**AIM OF THE EXERCISE:** Each line below should be reproduced without any alteration.

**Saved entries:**
※ ※ ※

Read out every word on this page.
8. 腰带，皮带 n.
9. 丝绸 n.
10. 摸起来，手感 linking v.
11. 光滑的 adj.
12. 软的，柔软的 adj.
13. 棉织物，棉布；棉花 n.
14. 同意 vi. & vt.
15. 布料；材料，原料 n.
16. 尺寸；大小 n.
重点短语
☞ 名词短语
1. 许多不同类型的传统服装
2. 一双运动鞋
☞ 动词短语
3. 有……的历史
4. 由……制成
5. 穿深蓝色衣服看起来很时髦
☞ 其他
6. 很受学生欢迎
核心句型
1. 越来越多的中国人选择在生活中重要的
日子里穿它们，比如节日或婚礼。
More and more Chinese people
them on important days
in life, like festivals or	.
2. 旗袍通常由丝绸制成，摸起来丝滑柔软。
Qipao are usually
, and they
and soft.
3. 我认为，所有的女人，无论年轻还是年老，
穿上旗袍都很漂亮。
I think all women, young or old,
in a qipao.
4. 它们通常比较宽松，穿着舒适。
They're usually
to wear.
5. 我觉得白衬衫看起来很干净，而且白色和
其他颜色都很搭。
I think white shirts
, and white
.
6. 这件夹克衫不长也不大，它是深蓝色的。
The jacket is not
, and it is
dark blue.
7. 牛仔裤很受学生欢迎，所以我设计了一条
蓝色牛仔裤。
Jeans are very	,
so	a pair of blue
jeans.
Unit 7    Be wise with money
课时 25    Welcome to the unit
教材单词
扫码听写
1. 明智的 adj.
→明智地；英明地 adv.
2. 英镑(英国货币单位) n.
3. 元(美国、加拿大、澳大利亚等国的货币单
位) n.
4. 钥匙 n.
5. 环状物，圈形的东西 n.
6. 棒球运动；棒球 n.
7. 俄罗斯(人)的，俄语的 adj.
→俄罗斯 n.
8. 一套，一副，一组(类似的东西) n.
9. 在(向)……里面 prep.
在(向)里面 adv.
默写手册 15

※ ※ ※

**THE OUTPUT:**
Read out every word on this page.
8. 腰带，皮带 n.
9. 丝绸 n.
10. 摸起来，手感 linking v.
11. 光滑的 adj.
12. 软的，柔软的 adj.
13. 棉织物，棉布；棉花 n.
14. 同意 vi. & vt.
15. 布料；材料，原料 n.
16. 尺寸；大小 n.
重点短语
☞ 名词短语
1. 许多不同类型的传统服装
2. 一双运动鞋
☞ 动词短语
3. 有……的历史
4. 由……制成
5. 穿深蓝色衣服看起来很时髦
☞ 其他
6. 很受学生欢迎
核心句型
1. 越来越多的中国人选择在生活中重要的
日子里穿它们，比如节日或婚礼。
More and more Chinese people
them on important days
in life, like festivals or	.
2. 旗袍通常由丝绸制成，摸起来丝滑柔软。
Qipao are usually
, and they
and soft.
3. 我认为，所有的女人，无论年轻还是年老，
穿上旗袍都很漂亮。
I think all women, young or old,
in a qipao.
4. 它们通常比较宽松，穿着舒适。
They're usually
to wear.
5. 我觉得白衬衫看起来很干净，而且白色和
其他颜色都很搭。
I think white shirts
, and white
.
6. 这件夹克衫不长也不大，它是深蓝色的。
The jacket is not
, and it is
dark blue.
7. 牛仔裤很受学生欢迎，所以我设计了一条
蓝色牛仔裤。
Jeans are very	,
so	a pair of blue
jeans.
Unit 7    Be wise with money
课时 25    Welcome to the unit
教材单词
扫码听写
1. 明智的 adj.
→明智地；英明地 adv.
2. 英镑(英国货币单位) n.
3. 元(美国、加拿大、澳大利亚等国的货币单
位) n.
4. 钥匙 n.
5. 环状物，圈形的东西 n.
6. 棒球运动；棒球 n.
7. 俄罗斯(人)的，俄语的 adj.
→俄罗斯 n.
8. 一套，一副，一组(类似的东西) n.
9. 在(向)……里面 prep.
在(向)里面 adv.
默写手册 15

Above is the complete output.